> **INSTRUCTIONS TO FOLLOW**
Say how many lines of the material below contain the word "skuid", with no other words.

[Source records]
• • • •
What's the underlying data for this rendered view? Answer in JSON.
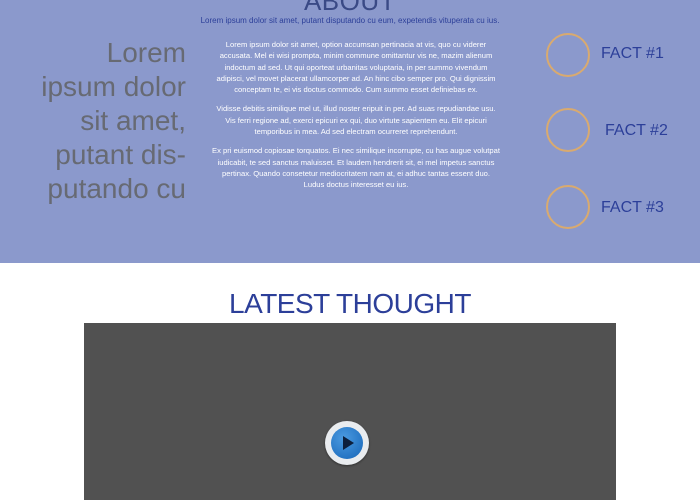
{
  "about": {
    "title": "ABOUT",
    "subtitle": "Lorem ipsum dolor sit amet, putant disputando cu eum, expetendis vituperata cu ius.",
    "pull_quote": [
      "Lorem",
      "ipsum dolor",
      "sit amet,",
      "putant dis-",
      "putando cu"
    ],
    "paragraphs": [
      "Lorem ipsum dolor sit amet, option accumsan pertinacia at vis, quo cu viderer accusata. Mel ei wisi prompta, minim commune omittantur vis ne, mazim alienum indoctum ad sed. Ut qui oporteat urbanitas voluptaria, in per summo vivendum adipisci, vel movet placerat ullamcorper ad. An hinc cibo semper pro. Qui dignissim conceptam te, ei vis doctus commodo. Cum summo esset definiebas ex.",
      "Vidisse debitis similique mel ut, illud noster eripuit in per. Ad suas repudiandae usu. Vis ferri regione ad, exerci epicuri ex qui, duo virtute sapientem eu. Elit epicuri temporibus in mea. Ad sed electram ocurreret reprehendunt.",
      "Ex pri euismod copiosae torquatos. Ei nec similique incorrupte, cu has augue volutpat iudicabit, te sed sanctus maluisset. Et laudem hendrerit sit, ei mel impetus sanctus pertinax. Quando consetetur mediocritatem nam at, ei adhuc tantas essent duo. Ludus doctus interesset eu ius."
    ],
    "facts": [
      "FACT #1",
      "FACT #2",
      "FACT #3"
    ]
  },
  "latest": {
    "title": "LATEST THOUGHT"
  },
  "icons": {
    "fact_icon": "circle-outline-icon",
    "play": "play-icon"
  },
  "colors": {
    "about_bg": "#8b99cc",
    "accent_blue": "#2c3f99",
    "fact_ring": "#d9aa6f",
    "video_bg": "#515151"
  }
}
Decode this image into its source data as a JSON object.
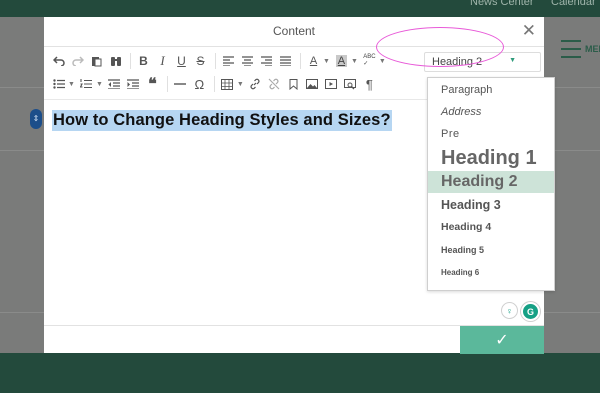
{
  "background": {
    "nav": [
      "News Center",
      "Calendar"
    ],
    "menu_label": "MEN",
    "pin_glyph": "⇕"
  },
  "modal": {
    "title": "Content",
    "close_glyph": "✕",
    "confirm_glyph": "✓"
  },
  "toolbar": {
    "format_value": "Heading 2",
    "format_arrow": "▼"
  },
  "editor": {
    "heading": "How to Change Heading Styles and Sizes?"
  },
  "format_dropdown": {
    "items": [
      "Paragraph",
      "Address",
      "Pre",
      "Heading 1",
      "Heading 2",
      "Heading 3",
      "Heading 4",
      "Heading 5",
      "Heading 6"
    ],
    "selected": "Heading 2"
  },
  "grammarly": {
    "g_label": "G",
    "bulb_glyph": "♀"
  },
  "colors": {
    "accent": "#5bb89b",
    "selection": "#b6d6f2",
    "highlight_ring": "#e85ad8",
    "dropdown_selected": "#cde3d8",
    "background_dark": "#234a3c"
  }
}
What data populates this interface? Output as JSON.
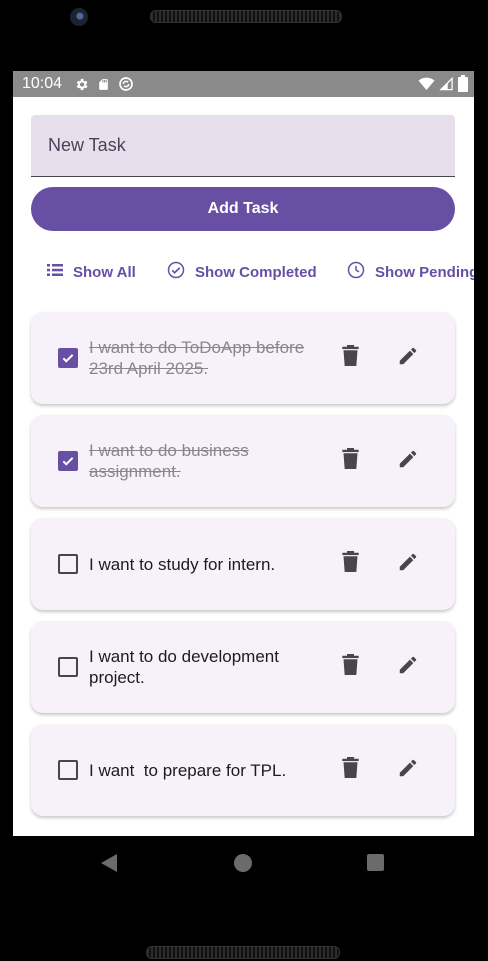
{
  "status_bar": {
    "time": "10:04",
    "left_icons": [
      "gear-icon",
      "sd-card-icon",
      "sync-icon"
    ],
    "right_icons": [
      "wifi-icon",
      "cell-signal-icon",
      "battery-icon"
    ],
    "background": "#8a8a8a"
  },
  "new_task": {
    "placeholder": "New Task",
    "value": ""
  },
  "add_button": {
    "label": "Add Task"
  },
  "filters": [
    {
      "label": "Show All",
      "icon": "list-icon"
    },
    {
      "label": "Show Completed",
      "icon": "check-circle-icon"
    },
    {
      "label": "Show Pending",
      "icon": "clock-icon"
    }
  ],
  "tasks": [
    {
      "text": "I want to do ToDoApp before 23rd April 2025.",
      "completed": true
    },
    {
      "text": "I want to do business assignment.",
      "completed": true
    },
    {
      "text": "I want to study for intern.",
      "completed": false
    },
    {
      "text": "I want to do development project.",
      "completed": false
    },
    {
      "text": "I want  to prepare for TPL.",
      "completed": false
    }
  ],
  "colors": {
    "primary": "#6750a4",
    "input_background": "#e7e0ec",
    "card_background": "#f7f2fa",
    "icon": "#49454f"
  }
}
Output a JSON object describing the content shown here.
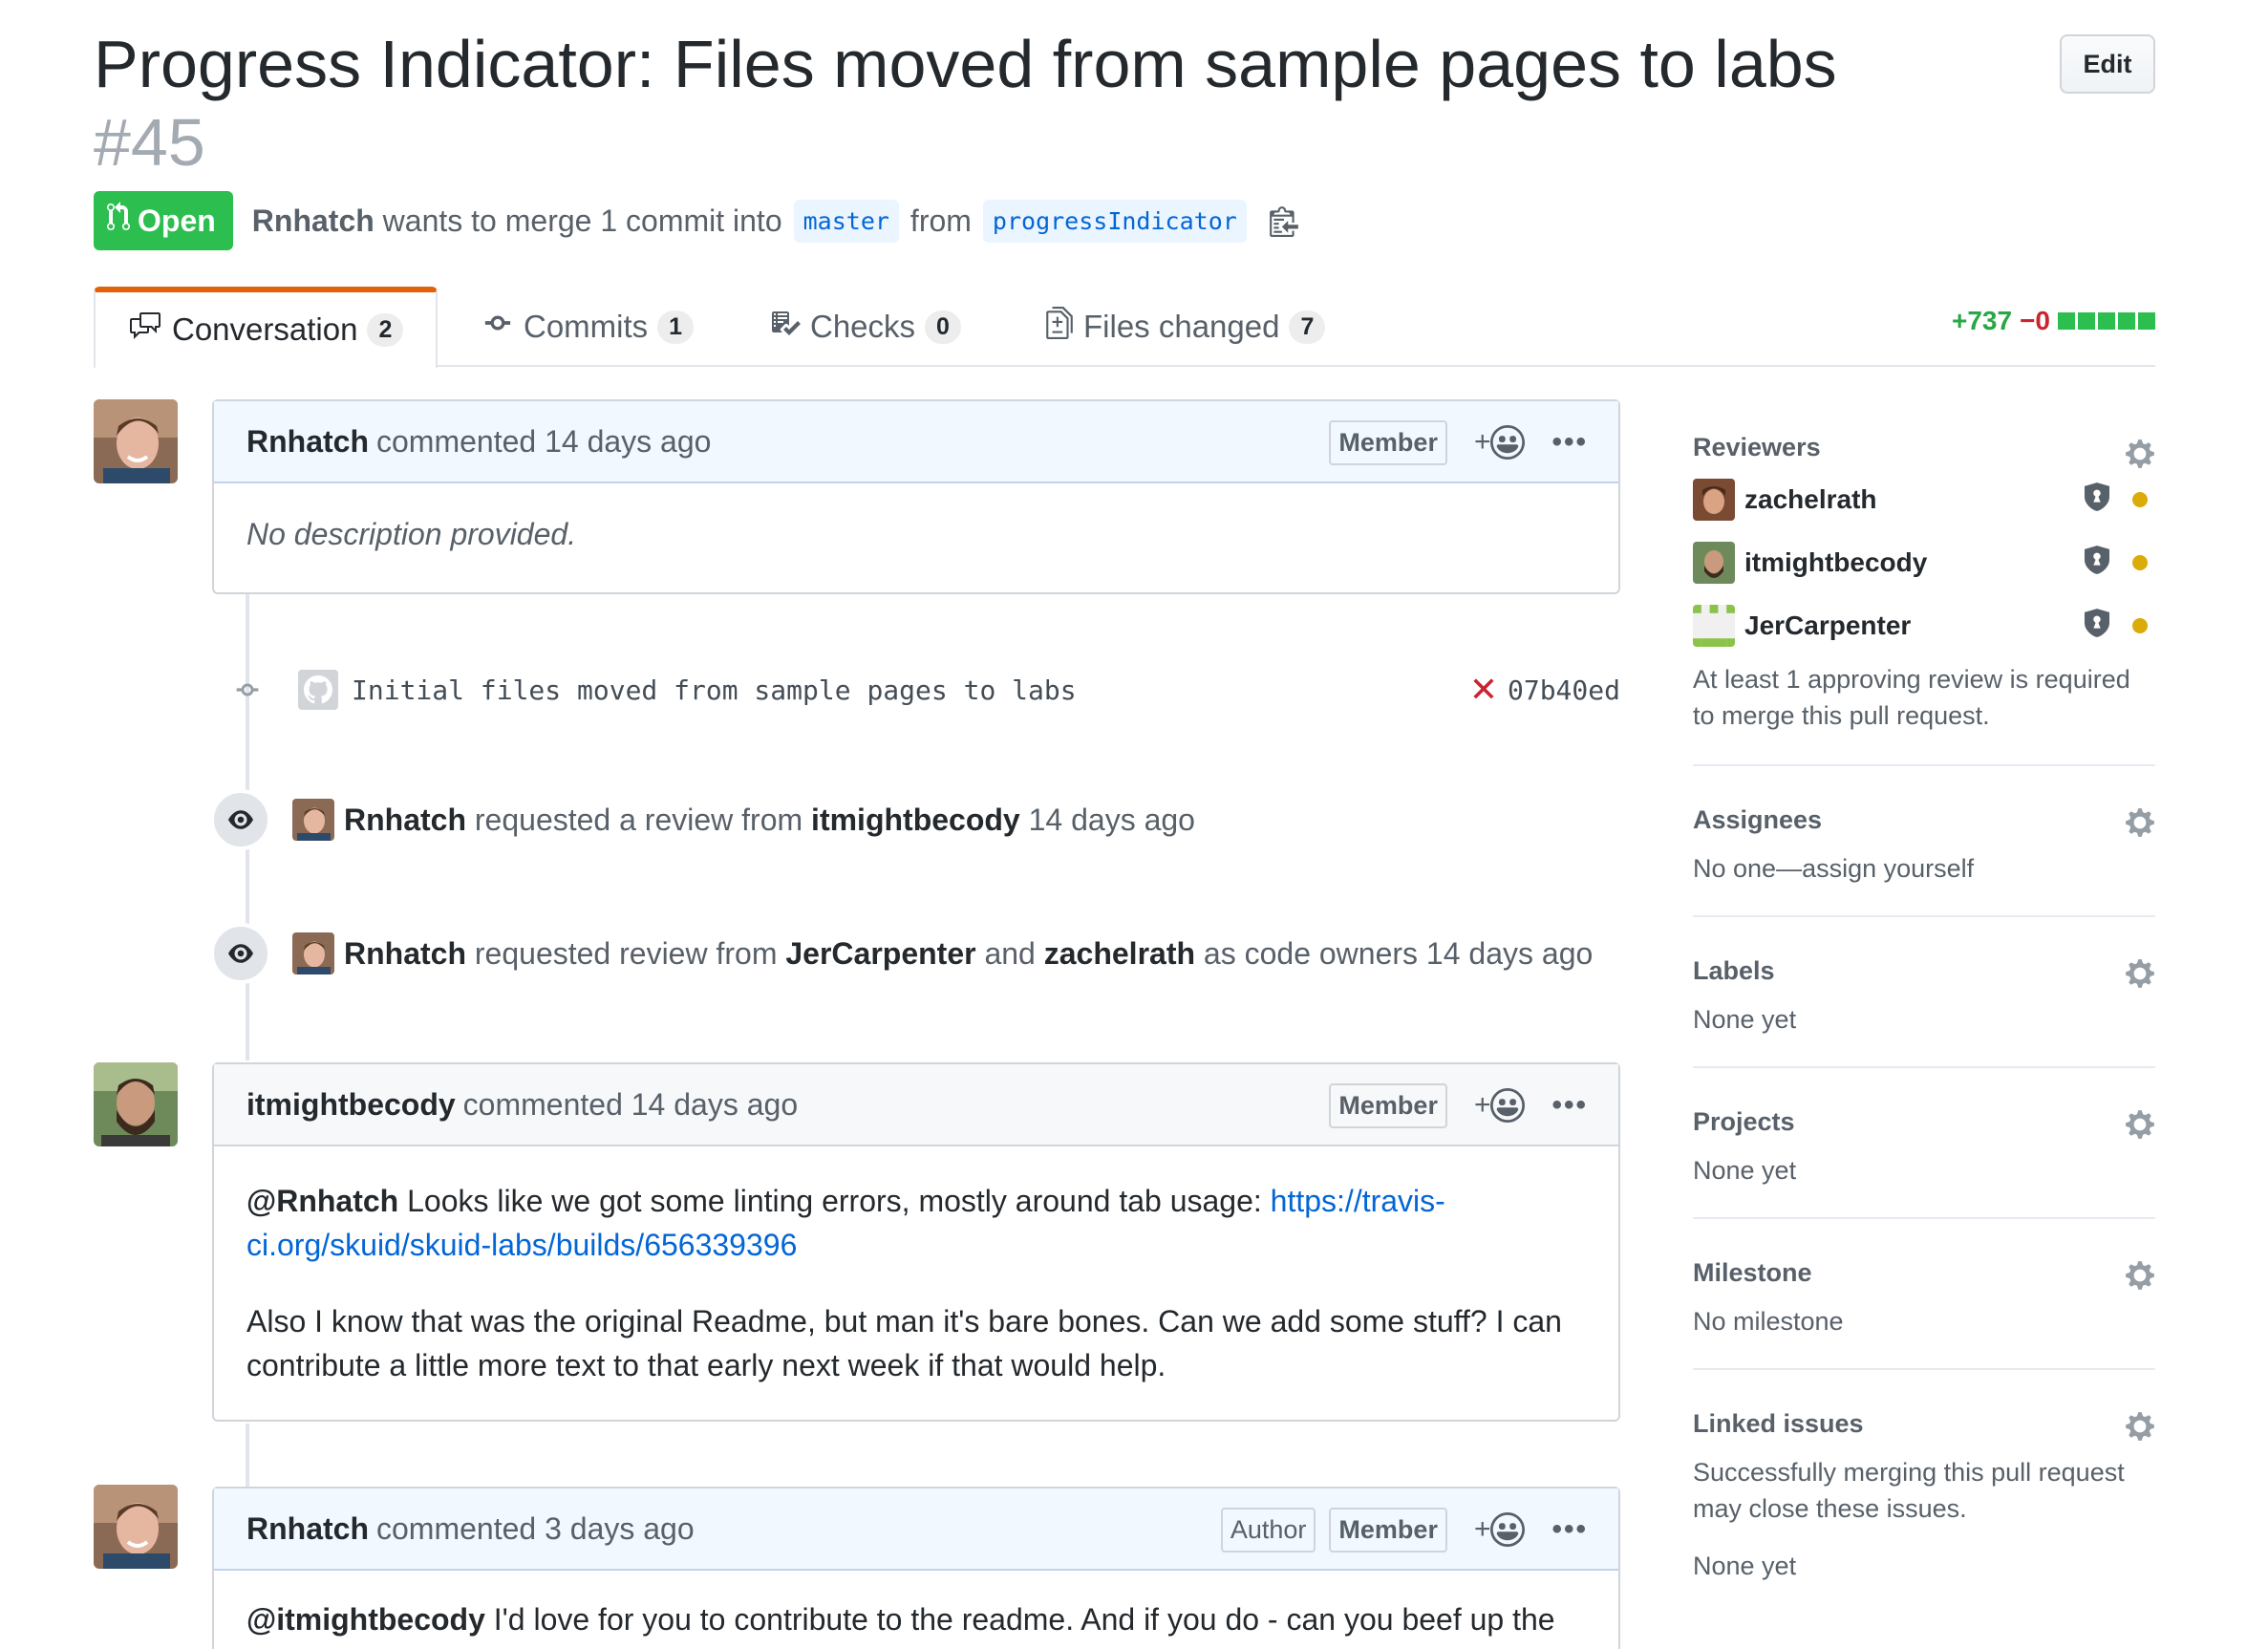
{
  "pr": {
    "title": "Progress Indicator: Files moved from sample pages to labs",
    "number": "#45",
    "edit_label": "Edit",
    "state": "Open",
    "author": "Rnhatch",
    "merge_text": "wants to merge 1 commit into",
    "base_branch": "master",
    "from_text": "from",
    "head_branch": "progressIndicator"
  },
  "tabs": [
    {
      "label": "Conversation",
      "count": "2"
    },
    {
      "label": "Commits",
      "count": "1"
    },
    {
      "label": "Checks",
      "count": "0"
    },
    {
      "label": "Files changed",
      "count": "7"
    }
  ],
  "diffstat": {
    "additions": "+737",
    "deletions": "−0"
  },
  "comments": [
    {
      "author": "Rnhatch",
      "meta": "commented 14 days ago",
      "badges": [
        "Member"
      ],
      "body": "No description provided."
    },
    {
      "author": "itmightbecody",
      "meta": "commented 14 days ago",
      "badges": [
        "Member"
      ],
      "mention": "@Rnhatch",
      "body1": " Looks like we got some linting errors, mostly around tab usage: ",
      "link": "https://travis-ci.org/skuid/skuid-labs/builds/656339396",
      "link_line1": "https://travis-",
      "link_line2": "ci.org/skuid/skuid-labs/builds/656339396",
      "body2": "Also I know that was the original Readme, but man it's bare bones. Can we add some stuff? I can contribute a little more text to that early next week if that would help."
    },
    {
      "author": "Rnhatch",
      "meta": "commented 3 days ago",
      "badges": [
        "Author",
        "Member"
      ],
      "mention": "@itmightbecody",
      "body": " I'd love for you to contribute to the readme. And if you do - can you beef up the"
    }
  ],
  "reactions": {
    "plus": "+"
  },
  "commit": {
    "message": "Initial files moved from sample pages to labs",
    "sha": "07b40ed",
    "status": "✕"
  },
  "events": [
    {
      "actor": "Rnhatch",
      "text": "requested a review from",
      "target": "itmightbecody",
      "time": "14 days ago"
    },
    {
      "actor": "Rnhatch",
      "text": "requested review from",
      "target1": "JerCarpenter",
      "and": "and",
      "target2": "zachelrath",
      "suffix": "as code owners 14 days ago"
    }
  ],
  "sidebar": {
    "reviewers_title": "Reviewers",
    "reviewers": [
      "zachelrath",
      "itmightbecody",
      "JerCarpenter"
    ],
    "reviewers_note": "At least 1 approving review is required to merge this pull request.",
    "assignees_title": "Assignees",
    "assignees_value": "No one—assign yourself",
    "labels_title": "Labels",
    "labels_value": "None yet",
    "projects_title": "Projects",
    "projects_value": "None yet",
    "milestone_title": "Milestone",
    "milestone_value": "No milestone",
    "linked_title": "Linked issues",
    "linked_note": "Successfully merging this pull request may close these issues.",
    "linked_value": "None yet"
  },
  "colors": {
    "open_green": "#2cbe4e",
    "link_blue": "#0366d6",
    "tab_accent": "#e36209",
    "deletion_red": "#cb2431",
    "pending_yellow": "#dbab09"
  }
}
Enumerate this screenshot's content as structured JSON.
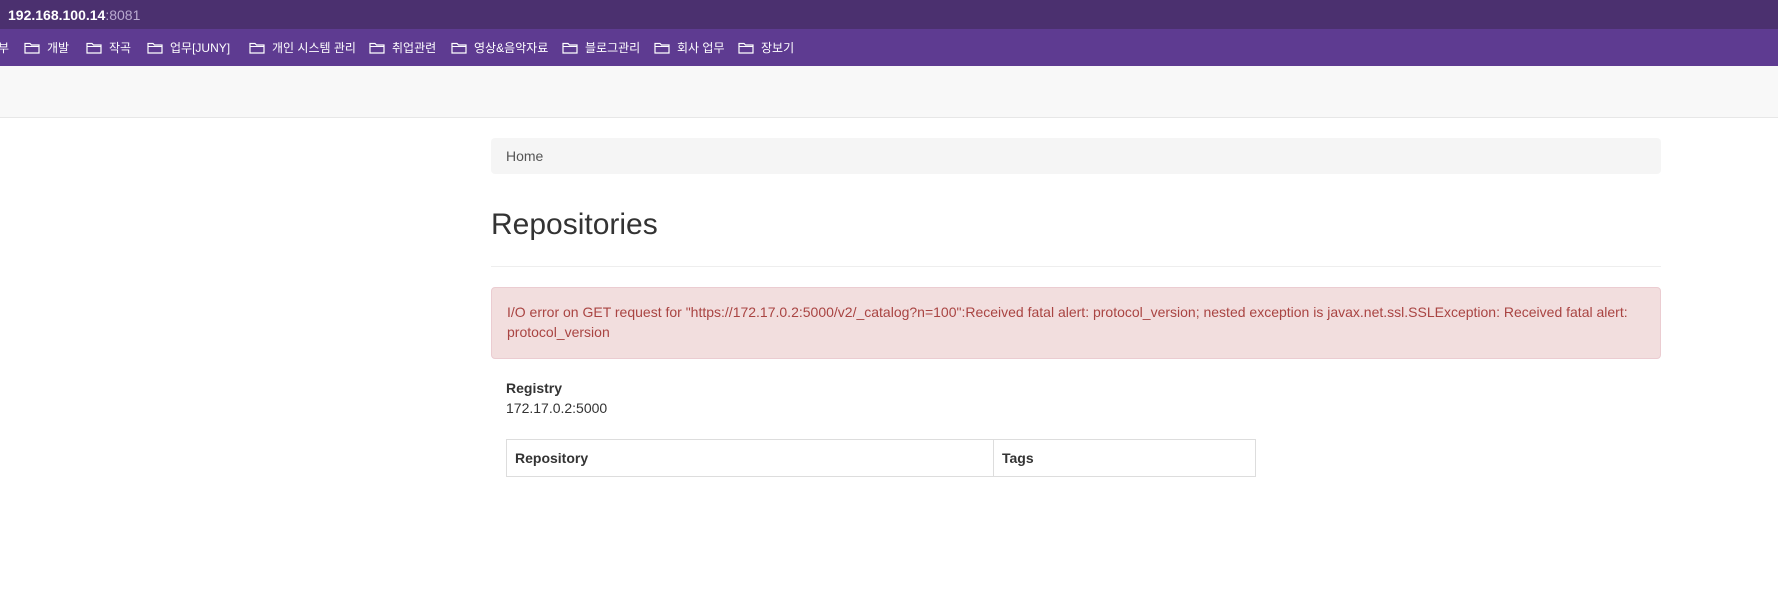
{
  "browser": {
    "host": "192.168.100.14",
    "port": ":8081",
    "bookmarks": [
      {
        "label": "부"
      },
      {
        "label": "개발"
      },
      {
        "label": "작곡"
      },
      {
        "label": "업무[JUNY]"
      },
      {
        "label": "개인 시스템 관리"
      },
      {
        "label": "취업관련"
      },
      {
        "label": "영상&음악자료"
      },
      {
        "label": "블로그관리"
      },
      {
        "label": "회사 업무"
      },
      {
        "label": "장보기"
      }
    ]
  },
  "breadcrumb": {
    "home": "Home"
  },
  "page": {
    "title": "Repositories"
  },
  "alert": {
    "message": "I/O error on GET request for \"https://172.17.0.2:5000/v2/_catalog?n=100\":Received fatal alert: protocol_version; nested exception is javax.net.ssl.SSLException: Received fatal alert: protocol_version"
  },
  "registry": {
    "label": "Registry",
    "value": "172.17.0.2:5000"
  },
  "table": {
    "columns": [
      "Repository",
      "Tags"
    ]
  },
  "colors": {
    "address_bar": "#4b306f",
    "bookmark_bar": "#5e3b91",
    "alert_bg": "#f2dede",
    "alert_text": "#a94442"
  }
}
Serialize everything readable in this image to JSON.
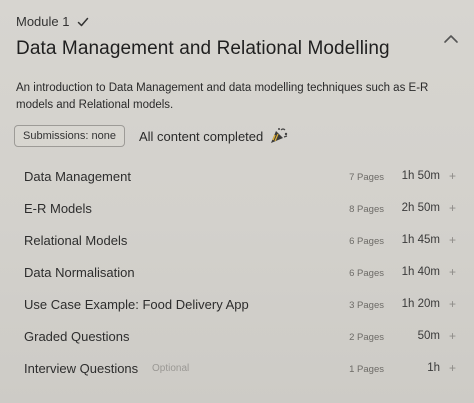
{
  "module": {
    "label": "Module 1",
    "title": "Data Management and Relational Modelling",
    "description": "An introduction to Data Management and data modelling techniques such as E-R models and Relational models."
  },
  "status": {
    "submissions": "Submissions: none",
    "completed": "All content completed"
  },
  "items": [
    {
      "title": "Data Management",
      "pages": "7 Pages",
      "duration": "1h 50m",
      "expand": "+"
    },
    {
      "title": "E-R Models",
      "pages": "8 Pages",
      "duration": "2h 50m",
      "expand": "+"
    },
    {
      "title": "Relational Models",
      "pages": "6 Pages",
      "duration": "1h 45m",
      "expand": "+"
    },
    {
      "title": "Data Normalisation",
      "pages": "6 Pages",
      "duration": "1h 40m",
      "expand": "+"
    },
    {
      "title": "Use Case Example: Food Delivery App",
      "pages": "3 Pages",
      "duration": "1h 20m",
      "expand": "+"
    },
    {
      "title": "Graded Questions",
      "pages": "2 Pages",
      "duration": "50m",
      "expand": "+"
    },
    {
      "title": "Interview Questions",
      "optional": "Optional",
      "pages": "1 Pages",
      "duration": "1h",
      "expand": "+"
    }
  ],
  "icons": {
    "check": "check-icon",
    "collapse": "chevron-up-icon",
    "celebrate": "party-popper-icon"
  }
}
• • • •
> **SOLUTION FOR THIS EXERCISE**
2